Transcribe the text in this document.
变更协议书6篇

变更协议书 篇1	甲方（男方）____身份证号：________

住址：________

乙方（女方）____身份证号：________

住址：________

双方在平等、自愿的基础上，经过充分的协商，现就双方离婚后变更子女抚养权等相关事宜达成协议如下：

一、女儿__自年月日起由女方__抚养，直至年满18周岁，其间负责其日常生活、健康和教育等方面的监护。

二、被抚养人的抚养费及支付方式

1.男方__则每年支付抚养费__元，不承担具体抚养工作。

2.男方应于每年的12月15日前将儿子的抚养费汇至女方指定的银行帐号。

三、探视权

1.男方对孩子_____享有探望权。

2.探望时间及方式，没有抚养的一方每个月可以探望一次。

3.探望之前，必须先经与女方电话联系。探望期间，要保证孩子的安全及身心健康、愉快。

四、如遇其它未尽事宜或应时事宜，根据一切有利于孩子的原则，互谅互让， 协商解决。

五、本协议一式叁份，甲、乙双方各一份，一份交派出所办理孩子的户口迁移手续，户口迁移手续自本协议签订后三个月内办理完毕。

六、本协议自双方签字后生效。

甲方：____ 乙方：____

*****

GIVEN INSTRUCTION: Write out every entry again exactly, please, with nothing missing.

TASK ANSWER:
Transcribe the text in this document.
变更协议书6篇

变更协议书 篇1	甲方（男方）____身份证号：________

住址：________

乙方（女方）____身份证号：________

住址：________

双方在平等、自愿的基础上，经过充分的协商，现就双方离婚后变更子女抚养权等相关事宜达成协议如下：

一、女儿__自年月日起由女方__抚养，直至年满18周岁，其间负责其日常生活、健康和教育等方面的监护。

二、被抚养人的抚养费及支付方式

1.男方__则每年支付抚养费__元，不承担具体抚养工作。

2.男方应于每年的12月15日前将儿子的抚养费汇至女方指定的银行帐号。

三、探视权

1.男方对孩子_____享有探望权。

2.探望时间及方式，没有抚养的一方每个月可以探望一次。

3.探望之前，必须先经与女方电话联系。探望期间，要保证孩子的安全及身心健康、愉快。

四、如遇其它未尽事宜或应时事宜，根据一切有利于孩子的原则，互谅互让， 协商解决。

五、本协议一式叁份，甲、乙双方各一份，一份交派出所办理孩子的户口迁移手续，户口迁移手续自本协议签订后三个月内办理完毕。

六、本协议自双方签字后生效。

甲方：____ 乙方：____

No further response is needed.